Collection entries:
-----

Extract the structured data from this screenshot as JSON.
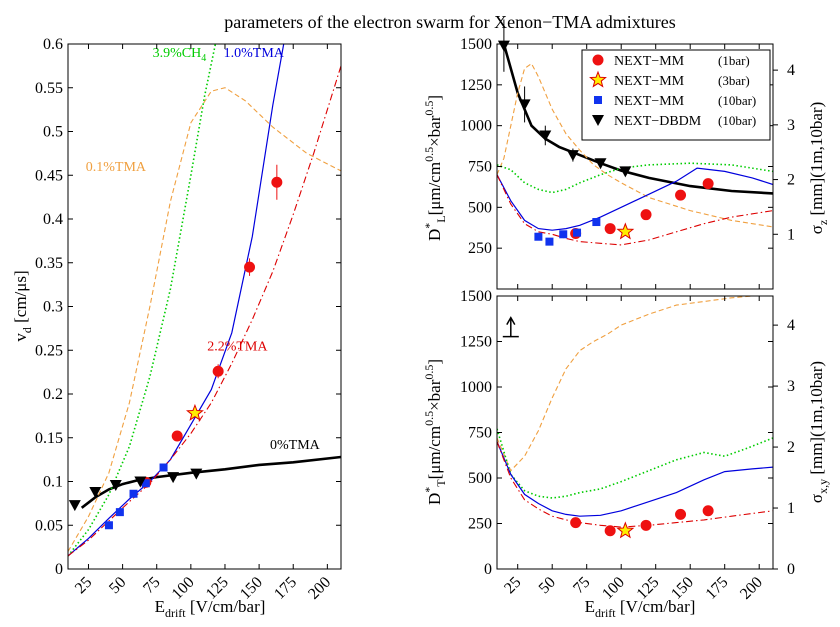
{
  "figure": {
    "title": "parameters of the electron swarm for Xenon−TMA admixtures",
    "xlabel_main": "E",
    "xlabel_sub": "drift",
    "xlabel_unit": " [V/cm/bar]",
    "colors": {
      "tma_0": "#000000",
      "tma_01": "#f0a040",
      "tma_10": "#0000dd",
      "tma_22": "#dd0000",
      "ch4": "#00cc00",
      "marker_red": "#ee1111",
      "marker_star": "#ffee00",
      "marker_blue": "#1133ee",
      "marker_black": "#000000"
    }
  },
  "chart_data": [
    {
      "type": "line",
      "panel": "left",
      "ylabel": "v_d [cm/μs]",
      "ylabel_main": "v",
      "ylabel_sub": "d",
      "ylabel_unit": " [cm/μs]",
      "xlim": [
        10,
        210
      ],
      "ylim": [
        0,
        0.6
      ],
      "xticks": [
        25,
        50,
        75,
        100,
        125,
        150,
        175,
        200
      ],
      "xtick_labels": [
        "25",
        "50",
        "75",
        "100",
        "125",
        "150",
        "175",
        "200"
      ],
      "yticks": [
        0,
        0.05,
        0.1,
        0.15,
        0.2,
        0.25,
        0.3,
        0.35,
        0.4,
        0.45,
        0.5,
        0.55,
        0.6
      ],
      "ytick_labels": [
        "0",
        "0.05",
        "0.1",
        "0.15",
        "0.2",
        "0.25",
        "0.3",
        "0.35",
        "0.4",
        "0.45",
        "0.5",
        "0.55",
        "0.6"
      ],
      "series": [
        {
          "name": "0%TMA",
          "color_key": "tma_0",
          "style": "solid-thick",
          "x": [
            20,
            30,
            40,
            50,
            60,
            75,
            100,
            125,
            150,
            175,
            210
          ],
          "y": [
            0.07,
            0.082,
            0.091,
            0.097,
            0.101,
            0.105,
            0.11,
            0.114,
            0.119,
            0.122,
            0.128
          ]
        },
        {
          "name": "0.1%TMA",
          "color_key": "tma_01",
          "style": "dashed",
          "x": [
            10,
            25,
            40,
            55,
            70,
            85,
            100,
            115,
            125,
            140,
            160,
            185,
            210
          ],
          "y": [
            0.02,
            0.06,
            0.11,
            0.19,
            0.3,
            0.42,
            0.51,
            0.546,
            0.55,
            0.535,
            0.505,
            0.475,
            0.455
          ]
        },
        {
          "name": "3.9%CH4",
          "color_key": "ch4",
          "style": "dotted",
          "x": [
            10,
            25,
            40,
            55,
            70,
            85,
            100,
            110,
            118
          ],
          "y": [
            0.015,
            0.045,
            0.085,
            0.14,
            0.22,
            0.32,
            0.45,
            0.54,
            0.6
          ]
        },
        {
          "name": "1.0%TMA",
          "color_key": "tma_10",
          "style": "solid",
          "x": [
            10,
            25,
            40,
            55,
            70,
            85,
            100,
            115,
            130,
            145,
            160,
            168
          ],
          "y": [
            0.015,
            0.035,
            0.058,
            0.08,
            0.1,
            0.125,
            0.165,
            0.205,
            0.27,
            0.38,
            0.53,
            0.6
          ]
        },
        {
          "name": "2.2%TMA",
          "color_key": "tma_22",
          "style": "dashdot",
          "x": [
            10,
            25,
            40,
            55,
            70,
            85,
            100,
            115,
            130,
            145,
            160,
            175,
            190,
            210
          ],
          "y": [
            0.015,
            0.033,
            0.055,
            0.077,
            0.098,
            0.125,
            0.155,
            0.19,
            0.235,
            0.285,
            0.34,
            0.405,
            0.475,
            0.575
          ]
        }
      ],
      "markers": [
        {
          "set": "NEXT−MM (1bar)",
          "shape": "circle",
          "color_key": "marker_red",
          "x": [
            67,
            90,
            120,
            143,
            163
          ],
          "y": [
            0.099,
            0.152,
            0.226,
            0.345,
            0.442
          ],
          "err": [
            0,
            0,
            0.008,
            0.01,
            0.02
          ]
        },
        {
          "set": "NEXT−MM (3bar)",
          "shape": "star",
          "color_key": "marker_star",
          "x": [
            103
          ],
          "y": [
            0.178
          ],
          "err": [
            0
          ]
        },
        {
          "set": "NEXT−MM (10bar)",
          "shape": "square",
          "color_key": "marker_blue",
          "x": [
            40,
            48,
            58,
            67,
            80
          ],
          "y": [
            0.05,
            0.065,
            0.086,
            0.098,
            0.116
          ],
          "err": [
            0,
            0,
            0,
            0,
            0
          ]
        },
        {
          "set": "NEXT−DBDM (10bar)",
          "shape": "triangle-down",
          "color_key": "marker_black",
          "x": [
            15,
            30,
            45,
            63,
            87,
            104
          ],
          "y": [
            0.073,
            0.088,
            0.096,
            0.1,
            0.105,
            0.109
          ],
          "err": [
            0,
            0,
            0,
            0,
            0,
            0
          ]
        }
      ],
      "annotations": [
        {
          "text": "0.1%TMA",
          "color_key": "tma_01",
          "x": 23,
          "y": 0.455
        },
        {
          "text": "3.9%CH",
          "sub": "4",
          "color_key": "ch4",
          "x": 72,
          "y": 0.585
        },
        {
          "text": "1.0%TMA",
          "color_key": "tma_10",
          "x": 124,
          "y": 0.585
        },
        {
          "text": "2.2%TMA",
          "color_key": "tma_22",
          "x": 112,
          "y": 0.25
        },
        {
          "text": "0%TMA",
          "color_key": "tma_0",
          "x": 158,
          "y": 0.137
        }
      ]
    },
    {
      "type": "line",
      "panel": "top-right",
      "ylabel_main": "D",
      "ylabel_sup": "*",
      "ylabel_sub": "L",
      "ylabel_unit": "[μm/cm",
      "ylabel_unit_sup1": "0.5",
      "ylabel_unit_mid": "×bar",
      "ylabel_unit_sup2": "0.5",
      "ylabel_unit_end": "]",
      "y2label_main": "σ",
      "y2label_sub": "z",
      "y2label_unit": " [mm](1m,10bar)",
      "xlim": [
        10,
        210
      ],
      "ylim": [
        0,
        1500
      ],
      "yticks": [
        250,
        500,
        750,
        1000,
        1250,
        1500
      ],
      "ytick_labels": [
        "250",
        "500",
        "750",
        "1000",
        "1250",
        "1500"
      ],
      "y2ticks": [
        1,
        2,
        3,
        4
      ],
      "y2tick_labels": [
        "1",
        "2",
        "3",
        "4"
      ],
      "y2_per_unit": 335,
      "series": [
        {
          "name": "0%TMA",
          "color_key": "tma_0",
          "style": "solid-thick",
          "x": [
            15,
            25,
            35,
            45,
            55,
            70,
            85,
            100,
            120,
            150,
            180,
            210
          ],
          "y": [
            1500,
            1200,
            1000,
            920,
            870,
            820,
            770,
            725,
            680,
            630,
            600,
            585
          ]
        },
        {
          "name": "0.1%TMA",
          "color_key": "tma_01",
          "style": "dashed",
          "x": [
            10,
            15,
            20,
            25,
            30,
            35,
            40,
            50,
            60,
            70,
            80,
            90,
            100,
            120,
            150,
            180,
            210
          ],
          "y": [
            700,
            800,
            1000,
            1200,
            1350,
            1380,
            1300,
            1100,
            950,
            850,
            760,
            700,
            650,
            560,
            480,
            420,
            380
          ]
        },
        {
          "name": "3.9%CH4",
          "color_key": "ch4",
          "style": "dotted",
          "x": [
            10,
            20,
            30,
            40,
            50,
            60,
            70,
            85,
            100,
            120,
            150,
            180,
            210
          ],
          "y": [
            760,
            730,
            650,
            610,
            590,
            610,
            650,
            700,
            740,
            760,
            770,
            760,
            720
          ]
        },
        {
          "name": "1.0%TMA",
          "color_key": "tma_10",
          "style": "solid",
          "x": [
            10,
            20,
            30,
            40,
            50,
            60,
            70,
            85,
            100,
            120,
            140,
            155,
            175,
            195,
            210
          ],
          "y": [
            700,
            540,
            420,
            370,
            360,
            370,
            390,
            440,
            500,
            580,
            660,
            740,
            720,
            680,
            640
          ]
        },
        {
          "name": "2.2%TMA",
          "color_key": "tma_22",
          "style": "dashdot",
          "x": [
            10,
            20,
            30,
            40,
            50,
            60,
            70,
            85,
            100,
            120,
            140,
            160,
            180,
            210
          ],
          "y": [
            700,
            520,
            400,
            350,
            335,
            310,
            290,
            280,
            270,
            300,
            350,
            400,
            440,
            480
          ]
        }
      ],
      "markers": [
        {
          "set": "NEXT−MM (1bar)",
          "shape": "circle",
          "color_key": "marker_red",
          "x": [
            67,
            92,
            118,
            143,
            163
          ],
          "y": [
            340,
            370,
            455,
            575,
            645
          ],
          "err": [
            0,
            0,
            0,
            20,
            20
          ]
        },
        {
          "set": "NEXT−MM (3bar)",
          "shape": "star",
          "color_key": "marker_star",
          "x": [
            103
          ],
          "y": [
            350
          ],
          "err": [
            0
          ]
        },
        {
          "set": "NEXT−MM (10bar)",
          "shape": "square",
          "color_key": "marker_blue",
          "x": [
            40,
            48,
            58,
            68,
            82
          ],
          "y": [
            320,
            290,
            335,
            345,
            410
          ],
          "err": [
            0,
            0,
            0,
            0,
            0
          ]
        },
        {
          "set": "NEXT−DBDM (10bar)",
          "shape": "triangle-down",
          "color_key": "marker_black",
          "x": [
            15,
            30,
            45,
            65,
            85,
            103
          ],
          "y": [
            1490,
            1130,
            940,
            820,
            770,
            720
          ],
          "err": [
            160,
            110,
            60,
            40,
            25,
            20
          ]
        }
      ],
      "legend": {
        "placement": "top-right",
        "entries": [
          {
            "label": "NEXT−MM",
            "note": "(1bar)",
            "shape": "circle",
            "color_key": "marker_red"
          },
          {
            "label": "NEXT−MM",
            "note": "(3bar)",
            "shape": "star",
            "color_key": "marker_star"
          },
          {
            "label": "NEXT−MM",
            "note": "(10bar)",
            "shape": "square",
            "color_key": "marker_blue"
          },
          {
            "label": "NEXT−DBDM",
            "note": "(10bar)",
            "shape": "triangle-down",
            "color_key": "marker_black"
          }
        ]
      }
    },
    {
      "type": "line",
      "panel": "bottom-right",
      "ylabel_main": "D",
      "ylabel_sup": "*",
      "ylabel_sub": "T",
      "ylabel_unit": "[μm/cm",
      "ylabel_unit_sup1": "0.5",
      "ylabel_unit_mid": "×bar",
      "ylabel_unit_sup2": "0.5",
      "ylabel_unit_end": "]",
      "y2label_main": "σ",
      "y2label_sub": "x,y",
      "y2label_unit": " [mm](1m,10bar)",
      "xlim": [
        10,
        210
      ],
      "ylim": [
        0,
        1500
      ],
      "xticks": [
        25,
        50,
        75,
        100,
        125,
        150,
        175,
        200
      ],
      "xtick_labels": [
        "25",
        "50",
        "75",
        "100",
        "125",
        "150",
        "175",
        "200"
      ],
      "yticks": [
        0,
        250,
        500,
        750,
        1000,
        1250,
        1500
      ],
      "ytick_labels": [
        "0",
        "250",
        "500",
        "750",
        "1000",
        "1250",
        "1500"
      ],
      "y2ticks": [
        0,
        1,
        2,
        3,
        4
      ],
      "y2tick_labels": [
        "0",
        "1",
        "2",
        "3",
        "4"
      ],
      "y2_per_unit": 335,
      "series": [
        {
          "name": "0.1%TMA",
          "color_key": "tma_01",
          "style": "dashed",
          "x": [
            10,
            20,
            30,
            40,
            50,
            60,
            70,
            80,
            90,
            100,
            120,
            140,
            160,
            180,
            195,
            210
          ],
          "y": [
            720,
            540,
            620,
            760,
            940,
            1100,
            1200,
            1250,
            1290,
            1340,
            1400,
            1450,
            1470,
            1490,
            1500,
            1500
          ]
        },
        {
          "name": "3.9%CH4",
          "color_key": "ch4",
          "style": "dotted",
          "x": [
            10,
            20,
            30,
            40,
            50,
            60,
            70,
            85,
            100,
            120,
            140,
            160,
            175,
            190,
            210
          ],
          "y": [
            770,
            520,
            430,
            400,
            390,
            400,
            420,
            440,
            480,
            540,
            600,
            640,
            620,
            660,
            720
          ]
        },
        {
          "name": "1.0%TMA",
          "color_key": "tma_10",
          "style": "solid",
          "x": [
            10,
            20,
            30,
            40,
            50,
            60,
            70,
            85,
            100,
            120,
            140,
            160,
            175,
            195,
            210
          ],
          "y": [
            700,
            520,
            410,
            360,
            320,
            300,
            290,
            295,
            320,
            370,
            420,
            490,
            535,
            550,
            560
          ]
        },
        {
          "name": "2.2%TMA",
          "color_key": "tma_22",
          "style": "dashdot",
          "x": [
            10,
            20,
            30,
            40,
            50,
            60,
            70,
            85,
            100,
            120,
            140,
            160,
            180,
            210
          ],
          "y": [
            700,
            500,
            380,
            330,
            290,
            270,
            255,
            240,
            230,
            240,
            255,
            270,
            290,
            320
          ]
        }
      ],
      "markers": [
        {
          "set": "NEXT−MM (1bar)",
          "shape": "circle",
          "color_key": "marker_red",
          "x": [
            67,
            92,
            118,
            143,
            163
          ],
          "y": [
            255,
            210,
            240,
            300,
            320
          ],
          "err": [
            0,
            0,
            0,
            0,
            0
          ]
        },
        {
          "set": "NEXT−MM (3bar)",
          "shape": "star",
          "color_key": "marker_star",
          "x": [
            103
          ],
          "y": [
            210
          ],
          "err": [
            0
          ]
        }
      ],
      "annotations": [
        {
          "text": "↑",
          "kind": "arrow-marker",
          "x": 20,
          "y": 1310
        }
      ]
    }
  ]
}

-----

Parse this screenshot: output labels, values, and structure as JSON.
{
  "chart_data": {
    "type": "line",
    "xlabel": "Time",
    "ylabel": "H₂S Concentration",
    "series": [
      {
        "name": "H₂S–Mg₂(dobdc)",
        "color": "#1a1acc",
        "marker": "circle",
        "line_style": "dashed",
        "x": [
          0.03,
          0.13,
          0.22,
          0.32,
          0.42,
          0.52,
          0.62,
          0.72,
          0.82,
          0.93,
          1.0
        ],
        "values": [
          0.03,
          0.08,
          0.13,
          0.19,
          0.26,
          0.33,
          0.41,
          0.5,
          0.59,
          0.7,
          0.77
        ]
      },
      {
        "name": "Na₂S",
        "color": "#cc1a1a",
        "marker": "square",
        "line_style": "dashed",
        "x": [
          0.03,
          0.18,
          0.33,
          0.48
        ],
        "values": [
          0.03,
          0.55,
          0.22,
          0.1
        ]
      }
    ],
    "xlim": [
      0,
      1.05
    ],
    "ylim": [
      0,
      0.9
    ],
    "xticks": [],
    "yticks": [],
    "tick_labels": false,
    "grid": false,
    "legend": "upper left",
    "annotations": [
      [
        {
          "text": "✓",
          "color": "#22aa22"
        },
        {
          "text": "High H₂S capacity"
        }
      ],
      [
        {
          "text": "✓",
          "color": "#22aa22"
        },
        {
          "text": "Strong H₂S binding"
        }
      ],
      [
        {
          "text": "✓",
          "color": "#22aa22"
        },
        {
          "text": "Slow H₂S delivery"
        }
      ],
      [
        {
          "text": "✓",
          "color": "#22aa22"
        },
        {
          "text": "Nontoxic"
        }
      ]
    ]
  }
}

-----

PROBLEM DETAILS: Tally the lines in the entries above that hold the word "JSON". Reply with nothing but that count.

IN RESPONSE: 2